* SOURCE EXTRACT:
High Speed Two-Photon Imaging of Calcium Dynamics in Dendritic Spines: Consequences for Spine Calcium Kinetics and Buffer Capacity
Figure 2
Differing estimates of endogenous buffer capacities in spines and small dendrites.
A. Example image of a targeted dendrite and spine pair. Dotted line indicates line-scanned region. B. Back-propagating AP trains were induced to cause maximal dye-saturating calcium indicator fluorescence changes in both spines and dendrites to calculate fmax. Upper panel, AP train. Lower panels, example maximal fluorescence plateau levels. Darker line indicates boxplot smoothed trace average used for fmax calculations. C. Examples of average δf and δfmax signals following single AP and AP trains respectively, from spines and dendrites. Arrow indicates onset of stimulation. D. Inverse peak calcium change (Δ[Ca2+]AP −1) following a single AP versus added buffer capacity, κD, for dendrite (blue, upper panel) and spine (red, lower panel). Average values (mean±SEM) for each added buffer concentration (33, 50, 62.5, 75, 90, 100 µM) are plotted over individual data points (open circles) (n = 35). Endogenous buffer capacity (κE) was read off from the intersection of the linear fit with the x axis at zero level of added dye. [Spine κE = 19 UCI:40, LCI:4; Dendrite κE = 62 UCI:172, LCI:15). 95% confidence intervals are shown in dotted outlines.

* WHAT YOU NEED TO DO:
Give every added buffer concentration that the figure caption on calcium buffering in dendritic spines reports, with its unit. Rely solely on the figure caption for this work.

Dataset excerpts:
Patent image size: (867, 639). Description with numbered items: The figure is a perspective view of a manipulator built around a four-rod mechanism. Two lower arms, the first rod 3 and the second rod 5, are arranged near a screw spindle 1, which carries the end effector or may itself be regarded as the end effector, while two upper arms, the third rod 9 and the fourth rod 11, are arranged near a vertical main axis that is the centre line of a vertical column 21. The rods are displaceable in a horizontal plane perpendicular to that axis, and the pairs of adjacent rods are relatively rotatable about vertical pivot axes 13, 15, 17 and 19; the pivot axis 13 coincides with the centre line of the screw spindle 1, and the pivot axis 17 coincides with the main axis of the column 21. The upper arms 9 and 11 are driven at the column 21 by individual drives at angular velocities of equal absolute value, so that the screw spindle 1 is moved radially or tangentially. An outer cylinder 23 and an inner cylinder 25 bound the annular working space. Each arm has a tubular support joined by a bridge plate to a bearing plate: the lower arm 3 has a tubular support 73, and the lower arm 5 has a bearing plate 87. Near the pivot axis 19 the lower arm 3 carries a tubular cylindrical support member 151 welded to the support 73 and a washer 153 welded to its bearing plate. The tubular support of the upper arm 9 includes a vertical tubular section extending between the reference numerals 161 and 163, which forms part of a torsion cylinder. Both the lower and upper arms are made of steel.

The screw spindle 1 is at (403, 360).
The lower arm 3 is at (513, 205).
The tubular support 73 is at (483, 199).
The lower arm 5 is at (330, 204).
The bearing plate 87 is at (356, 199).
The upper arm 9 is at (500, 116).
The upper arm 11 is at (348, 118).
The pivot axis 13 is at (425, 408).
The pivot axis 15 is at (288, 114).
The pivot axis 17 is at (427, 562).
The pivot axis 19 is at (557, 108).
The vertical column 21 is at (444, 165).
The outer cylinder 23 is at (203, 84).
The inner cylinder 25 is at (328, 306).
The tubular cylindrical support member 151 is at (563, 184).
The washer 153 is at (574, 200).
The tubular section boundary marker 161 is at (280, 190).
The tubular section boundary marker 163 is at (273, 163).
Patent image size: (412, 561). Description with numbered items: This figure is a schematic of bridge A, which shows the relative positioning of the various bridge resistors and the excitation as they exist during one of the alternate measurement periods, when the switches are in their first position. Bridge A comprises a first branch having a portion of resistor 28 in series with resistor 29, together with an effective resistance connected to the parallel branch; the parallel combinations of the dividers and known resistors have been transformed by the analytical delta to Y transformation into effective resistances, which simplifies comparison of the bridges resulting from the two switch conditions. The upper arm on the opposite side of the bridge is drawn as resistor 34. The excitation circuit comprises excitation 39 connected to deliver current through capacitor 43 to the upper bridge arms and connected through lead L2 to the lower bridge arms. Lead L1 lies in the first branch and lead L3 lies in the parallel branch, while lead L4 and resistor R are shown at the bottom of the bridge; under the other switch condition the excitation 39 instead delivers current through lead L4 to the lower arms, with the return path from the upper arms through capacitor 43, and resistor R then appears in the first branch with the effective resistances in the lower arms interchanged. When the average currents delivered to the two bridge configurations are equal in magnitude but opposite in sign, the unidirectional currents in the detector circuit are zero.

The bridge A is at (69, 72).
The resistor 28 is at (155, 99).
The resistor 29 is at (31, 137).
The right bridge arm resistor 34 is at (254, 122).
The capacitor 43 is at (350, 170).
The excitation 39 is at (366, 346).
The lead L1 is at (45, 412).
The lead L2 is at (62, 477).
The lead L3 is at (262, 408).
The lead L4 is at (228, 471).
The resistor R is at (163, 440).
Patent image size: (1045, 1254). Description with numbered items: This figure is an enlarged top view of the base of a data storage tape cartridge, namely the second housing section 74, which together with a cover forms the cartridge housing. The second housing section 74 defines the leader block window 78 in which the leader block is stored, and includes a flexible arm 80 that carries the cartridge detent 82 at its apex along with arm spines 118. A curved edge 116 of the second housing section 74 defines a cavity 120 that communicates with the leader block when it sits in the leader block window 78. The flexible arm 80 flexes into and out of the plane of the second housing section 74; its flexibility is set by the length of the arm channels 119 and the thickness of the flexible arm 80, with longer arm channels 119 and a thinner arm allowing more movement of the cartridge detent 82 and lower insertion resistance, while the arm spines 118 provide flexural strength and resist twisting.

* ANSWER SECTION:
33 µM, 50 µM, 62.5 µM, 75 µM, 90 µM, 100 µM